**Supplied entries**

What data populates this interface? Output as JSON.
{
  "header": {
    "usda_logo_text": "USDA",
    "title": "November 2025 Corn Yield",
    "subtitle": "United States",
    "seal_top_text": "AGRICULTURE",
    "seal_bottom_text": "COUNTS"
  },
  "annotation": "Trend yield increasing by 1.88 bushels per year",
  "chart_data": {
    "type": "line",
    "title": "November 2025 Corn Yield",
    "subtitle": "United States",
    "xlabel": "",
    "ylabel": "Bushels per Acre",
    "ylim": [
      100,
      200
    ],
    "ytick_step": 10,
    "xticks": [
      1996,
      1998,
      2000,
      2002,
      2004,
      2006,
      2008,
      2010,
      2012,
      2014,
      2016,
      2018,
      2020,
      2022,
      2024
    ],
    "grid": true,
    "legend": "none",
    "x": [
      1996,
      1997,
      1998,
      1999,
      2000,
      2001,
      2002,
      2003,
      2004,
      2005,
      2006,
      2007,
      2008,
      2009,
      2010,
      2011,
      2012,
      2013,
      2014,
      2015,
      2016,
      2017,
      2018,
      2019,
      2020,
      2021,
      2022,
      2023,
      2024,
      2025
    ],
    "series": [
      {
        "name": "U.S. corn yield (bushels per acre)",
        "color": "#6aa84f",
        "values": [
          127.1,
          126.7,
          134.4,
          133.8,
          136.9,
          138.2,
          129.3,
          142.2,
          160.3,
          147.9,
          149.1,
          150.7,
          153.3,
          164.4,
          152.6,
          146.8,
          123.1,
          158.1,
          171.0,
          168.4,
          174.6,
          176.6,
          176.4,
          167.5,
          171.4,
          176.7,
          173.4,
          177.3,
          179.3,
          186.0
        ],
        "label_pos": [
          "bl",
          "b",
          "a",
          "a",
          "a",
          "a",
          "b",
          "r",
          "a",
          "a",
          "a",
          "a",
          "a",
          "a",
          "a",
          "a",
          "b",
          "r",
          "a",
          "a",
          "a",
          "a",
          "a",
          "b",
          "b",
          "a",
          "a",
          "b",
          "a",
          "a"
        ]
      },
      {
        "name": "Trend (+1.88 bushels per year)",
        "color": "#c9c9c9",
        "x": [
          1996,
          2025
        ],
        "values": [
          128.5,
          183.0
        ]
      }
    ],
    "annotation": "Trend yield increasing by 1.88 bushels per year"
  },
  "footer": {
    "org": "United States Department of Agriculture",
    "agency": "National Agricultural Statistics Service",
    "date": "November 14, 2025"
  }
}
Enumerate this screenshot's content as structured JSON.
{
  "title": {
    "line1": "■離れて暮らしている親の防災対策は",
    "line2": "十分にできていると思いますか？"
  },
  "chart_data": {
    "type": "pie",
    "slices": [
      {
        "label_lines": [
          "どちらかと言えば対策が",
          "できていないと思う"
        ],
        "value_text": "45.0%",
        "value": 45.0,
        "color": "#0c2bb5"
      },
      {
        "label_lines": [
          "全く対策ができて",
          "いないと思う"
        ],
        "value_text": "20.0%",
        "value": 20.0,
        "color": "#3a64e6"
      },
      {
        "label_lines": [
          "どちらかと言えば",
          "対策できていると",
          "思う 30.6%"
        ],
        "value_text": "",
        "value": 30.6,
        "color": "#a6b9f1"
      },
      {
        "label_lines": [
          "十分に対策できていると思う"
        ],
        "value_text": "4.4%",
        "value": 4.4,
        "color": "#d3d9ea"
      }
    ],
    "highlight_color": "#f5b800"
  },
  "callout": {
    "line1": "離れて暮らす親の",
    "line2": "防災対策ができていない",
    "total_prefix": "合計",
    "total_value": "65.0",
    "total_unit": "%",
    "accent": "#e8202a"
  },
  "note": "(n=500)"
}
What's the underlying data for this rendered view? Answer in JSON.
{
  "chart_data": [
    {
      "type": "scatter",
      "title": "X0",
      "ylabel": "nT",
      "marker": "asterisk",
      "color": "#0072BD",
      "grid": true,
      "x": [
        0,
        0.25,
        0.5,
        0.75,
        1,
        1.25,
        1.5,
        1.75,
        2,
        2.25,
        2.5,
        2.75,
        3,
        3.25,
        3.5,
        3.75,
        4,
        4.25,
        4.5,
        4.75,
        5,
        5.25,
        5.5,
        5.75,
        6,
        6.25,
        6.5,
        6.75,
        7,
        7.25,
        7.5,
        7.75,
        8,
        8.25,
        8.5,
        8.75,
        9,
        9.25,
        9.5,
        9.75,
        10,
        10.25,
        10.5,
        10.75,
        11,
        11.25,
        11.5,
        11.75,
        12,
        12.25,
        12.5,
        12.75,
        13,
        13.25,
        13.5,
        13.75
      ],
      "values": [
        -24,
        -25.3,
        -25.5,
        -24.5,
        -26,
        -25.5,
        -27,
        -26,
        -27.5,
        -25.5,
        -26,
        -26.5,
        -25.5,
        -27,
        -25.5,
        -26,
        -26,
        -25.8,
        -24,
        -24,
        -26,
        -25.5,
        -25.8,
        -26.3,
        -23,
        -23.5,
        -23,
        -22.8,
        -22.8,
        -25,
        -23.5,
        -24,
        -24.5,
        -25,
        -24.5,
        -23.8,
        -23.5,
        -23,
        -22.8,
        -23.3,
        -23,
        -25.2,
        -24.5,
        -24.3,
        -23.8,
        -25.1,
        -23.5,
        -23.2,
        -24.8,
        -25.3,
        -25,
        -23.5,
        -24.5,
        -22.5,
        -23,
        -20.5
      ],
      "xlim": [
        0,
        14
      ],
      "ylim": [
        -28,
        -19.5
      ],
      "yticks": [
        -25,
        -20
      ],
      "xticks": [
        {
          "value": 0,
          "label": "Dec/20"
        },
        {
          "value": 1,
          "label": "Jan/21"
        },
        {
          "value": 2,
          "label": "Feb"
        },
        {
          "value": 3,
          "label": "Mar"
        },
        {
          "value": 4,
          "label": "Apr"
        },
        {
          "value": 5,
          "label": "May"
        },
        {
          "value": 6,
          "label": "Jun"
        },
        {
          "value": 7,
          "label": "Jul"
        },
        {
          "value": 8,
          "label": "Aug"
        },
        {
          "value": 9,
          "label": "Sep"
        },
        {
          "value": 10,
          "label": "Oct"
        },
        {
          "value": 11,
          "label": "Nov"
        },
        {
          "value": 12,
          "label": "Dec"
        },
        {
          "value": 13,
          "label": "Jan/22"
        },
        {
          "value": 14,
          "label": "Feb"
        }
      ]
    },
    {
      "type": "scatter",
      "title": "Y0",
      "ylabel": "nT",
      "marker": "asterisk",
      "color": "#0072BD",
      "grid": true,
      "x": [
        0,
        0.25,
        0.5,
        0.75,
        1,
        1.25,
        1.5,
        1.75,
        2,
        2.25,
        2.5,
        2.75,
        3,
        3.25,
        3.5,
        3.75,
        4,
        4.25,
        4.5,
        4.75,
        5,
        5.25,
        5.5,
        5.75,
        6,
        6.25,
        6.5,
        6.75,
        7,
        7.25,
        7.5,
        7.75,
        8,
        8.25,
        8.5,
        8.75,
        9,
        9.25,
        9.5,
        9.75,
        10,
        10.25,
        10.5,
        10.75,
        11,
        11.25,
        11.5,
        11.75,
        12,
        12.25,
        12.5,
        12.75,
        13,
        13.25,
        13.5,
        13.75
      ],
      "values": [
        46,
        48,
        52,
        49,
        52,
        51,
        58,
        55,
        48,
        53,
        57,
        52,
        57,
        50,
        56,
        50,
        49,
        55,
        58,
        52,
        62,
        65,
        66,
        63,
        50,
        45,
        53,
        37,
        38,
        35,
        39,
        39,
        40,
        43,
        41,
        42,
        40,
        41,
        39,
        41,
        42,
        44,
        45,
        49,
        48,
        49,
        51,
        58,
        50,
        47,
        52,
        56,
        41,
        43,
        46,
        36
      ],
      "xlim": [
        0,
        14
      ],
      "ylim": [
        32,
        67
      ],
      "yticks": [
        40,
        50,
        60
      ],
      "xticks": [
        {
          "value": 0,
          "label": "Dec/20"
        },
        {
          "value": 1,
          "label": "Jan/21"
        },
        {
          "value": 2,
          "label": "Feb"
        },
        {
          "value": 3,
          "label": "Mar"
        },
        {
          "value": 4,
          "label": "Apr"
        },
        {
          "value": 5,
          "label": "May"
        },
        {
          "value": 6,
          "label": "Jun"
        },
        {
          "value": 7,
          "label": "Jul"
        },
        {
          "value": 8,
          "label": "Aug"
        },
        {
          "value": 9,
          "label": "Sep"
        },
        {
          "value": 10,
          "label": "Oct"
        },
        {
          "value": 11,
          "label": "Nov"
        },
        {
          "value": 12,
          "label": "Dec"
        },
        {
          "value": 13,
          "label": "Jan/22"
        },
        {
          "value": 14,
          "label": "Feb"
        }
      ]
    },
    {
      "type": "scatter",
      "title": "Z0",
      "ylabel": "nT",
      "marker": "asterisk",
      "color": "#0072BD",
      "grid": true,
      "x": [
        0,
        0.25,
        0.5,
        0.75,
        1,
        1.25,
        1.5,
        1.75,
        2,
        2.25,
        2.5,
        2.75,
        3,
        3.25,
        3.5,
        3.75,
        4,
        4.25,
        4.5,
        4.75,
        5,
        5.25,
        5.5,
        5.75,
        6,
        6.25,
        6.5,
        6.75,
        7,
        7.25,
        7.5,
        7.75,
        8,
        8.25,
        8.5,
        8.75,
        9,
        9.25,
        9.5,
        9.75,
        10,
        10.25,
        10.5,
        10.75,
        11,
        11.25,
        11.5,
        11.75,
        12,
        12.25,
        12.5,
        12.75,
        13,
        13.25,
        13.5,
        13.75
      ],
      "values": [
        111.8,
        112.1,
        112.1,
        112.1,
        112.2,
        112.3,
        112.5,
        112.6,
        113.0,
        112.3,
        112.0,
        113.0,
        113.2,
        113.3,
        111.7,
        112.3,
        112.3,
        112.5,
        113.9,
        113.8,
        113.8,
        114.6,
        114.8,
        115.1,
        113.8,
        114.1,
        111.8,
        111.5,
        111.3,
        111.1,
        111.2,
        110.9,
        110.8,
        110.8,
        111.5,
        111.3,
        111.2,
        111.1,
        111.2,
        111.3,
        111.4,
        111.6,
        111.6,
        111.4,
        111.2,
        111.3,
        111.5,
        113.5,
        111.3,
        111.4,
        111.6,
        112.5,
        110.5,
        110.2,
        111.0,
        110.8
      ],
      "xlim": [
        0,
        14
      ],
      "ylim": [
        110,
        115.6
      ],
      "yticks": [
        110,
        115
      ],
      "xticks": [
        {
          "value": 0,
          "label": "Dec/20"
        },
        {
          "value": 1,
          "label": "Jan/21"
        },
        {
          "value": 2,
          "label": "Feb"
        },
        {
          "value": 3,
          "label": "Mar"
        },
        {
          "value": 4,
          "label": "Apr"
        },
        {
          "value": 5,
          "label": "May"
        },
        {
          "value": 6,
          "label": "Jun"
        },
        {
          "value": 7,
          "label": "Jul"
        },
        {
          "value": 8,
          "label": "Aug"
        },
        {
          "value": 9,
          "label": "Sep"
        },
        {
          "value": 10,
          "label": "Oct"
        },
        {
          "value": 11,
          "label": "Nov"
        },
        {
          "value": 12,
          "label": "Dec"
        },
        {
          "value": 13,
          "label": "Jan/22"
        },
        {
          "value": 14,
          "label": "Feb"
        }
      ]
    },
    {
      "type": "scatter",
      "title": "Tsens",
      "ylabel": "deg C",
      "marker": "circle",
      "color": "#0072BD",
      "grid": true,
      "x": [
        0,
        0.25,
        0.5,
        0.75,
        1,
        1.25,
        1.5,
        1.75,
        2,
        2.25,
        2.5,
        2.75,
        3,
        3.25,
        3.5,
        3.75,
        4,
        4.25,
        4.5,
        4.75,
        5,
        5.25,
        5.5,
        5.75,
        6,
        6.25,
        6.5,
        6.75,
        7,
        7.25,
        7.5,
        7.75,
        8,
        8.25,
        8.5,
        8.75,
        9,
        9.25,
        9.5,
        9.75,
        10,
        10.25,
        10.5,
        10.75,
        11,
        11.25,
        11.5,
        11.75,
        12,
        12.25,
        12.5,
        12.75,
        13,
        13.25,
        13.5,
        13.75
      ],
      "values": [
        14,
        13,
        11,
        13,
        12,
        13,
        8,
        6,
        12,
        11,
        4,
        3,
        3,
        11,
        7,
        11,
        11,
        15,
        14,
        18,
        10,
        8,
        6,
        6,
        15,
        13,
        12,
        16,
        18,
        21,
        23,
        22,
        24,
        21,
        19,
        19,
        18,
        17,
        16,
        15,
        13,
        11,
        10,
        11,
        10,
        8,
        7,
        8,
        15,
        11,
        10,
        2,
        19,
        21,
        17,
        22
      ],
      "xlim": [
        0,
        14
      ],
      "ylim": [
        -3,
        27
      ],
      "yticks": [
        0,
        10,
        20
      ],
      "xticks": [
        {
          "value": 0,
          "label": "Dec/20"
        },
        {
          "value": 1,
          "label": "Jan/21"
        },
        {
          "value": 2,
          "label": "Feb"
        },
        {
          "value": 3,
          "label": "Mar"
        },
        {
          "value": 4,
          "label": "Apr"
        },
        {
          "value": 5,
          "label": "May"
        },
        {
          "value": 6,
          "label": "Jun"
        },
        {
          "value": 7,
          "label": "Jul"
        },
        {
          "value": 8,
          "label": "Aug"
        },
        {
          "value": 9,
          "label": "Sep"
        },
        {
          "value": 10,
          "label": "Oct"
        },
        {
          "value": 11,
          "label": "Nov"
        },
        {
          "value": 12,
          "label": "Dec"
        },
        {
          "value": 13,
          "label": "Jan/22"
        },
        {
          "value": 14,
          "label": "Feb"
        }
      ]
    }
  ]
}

**Exercise brief**
Report how many lines of the listing hold the word "name", with nothing but the number.

**Full answer**
2